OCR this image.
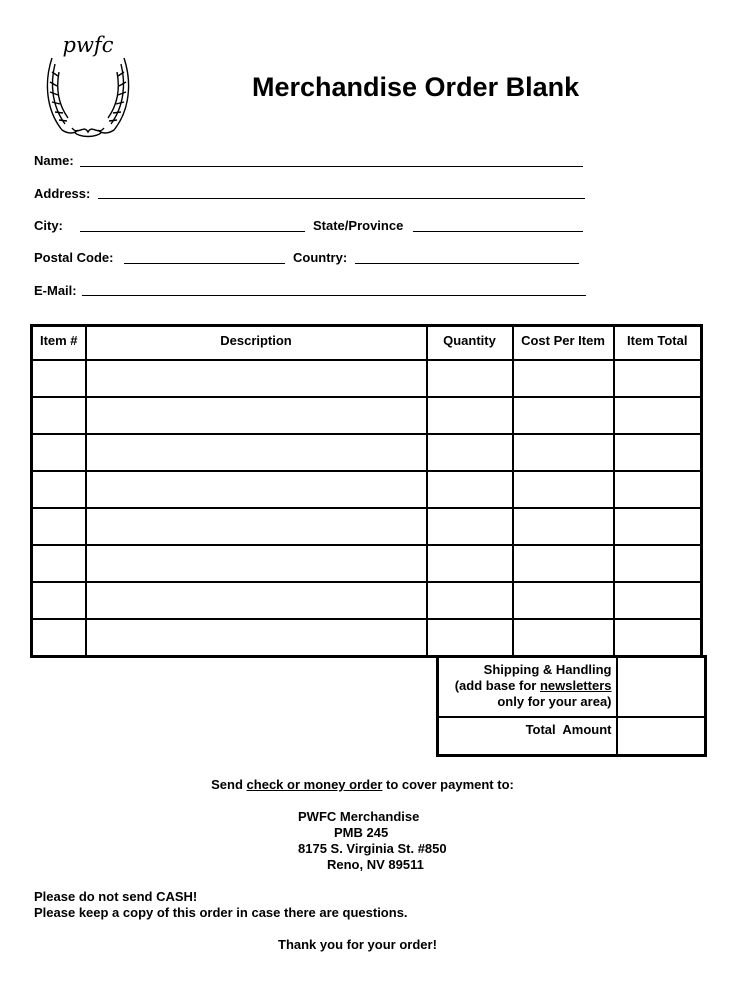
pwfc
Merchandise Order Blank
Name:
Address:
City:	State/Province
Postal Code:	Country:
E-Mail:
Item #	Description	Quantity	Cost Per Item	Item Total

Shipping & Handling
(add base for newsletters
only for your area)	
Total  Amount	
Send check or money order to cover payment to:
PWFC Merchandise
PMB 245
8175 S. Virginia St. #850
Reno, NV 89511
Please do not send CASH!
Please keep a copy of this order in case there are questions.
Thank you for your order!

########

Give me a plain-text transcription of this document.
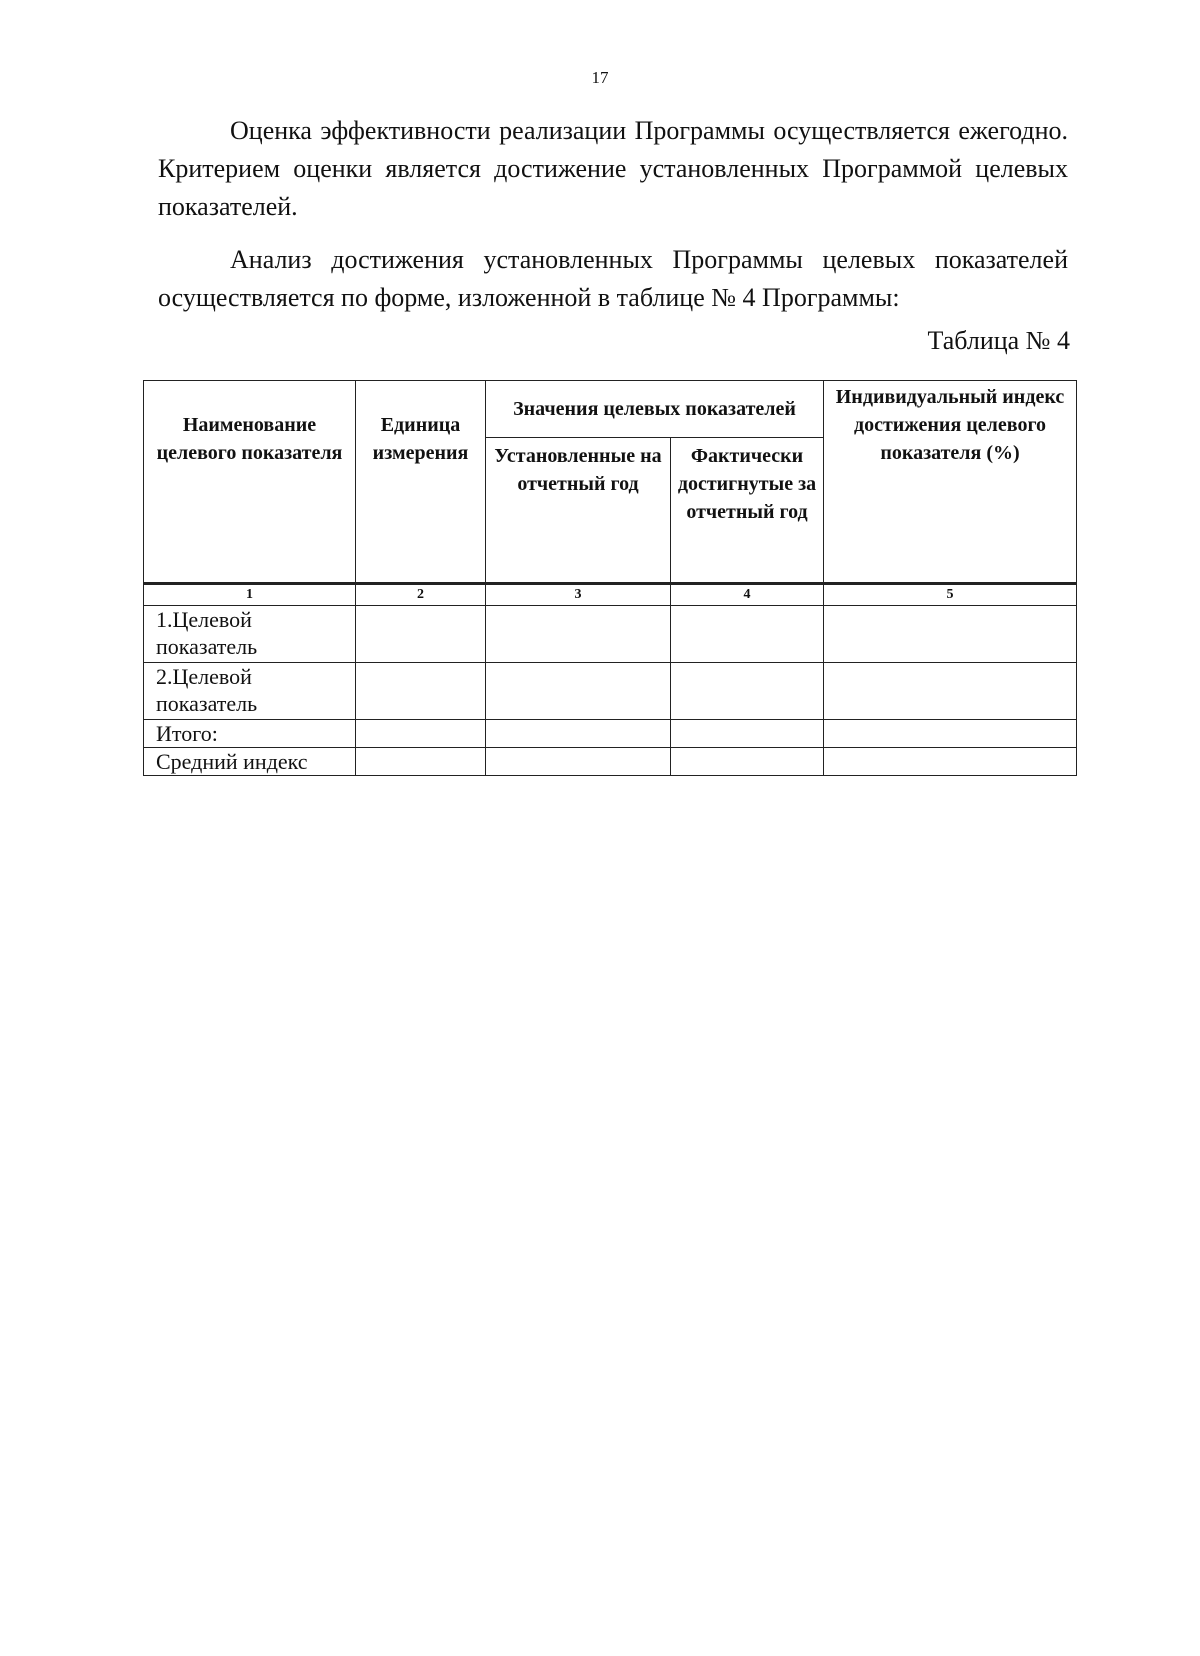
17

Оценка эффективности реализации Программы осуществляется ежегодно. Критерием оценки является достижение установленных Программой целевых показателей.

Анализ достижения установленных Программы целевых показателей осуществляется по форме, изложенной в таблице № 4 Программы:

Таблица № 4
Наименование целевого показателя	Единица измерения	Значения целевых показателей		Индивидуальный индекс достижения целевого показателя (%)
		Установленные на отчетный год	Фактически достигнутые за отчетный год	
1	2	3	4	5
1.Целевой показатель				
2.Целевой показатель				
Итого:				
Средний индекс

########

In the records above, find each line that holds the word "Программы"; copy all such lines.

Оценка эффективности реализации Программы осуществляется ежегодно. Критерием оценки является достижение установленных Программой целевых показателей.
Анализ достижения установленных Программы целевых показателей осуществляется по форме, изложенной в таблице № 4 Программы:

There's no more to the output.